EXERCISE INSTRUCTIONS:
Skip every image and restate the data word for word.

◆ ◆ ◆

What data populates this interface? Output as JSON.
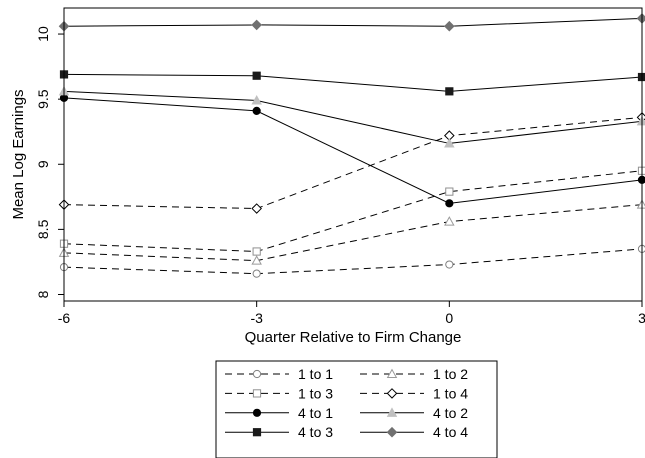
{
  "chart_data": {
    "type": "line",
    "title": "",
    "xlabel": "Quarter Relative to Firm Change",
    "ylabel": "Mean Log Earnings",
    "x": [
      -6,
      -3,
      0,
      3
    ],
    "x_ticks": [
      -6,
      -3,
      0,
      3
    ],
    "x_tick_labels": [
      "-6",
      "-3",
      "0",
      "3"
    ],
    "y_ticks": [
      8,
      8.5,
      9,
      9.5,
      10
    ],
    "y_tick_labels": [
      "8",
      "8.5",
      "9",
      "9.5",
      "10"
    ],
    "xlim": [
      -6,
      3
    ],
    "ylim": [
      7.95,
      10.2
    ],
    "grid": false,
    "legend_position": "bottom",
    "series": [
      {
        "name": "1 to 1",
        "values": [
          8.21,
          8.16,
          8.23,
          8.35
        ],
        "line": "dashed",
        "marker": "circle",
        "filled": false,
        "color": "#808080"
      },
      {
        "name": "1 to 2",
        "values": [
          8.32,
          8.26,
          8.56,
          8.69
        ],
        "line": "dashed",
        "marker": "triangle",
        "filled": false,
        "color": "#9a9a9a"
      },
      {
        "name": "1 to 3",
        "values": [
          8.39,
          8.33,
          8.79,
          8.95
        ],
        "line": "dashed",
        "marker": "square",
        "filled": false,
        "color": "#909090"
      },
      {
        "name": "1 to 4",
        "values": [
          8.69,
          8.66,
          9.22,
          9.36
        ],
        "line": "dashed",
        "marker": "diamond",
        "filled": false,
        "color": "#000000"
      },
      {
        "name": "4 to 1",
        "values": [
          9.51,
          9.41,
          8.7,
          8.88
        ],
        "line": "solid",
        "marker": "circle",
        "filled": true,
        "color": "#000000"
      },
      {
        "name": "4 to 2",
        "values": [
          9.56,
          9.49,
          9.16,
          9.33
        ],
        "line": "solid",
        "marker": "triangle",
        "filled": true,
        "color": "#c0c0c0"
      },
      {
        "name": "4 to 3",
        "values": [
          9.69,
          9.68,
          9.56,
          9.67
        ],
        "line": "solid",
        "marker": "square",
        "filled": true,
        "color": "#1a1a1a"
      },
      {
        "name": "4 to 4",
        "values": [
          10.06,
          10.07,
          10.06,
          10.12
        ],
        "line": "solid",
        "marker": "diamond",
        "filled": true,
        "color": "#707070"
      }
    ]
  }
}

◆ ◆ ◆

ANSWER TO THIS PROBLEM:
What data populates this interface? Output as JSON.
{
  "chart_data": {
    "type": "line",
    "title": "",
    "xlabel": "Quarter Relative to Firm Change",
    "ylabel": "Mean Log Earnings",
    "x": [
      -6,
      -3,
      0,
      3
    ],
    "x_ticks": [
      -6,
      -3,
      0,
      3
    ],
    "x_tick_labels": [
      "-6",
      "-3",
      "0",
      "3"
    ],
    "y_ticks": [
      8,
      8.5,
      9,
      9.5,
      10
    ],
    "y_tick_labels": [
      "8",
      "8.5",
      "9",
      "9.5",
      "10"
    ],
    "xlim": [
      -6,
      3
    ],
    "ylim": [
      7.95,
      10.2
    ],
    "grid": false,
    "legend_position": "bottom",
    "series": [
      {
        "name": "1 to 1",
        "values": [
          8.21,
          8.16,
          8.23,
          8.35
        ],
        "line": "dashed",
        "marker": "circle",
        "filled": false,
        "color": "#808080"
      },
      {
        "name": "1 to 2",
        "values": [
          8.32,
          8.26,
          8.56,
          8.69
        ],
        "line": "dashed",
        "marker": "triangle",
        "filled": false,
        "color": "#9a9a9a"
      },
      {
        "name": "1 to 3",
        "values": [
          8.39,
          8.33,
          8.79,
          8.95
        ],
        "line": "dashed",
        "marker": "square",
        "filled": false,
        "color": "#909090"
      },
      {
        "name": "1 to 4",
        "values": [
          8.69,
          8.66,
          9.22,
          9.36
        ],
        "line": "dashed",
        "marker": "diamond",
        "filled": false,
        "color": "#000000"
      },
      {
        "name": "4 to 1",
        "values": [
          9.51,
          9.41,
          8.7,
          8.88
        ],
        "line": "solid",
        "marker": "circle",
        "filled": true,
        "color": "#000000"
      },
      {
        "name": "4 to 2",
        "values": [
          9.56,
          9.49,
          9.16,
          9.33
        ],
        "line": "solid",
        "marker": "triangle",
        "filled": true,
        "color": "#c0c0c0"
      },
      {
        "name": "4 to 3",
        "values": [
          9.69,
          9.68,
          9.56,
          9.67
        ],
        "line": "solid",
        "marker": "square",
        "filled": true,
        "color": "#1a1a1a"
      },
      {
        "name": "4 to 4",
        "values": [
          10.06,
          10.07,
          10.06,
          10.12
        ],
        "line": "solid",
        "marker": "diamond",
        "filled": true,
        "color": "#707070"
      }
    ]
  }
}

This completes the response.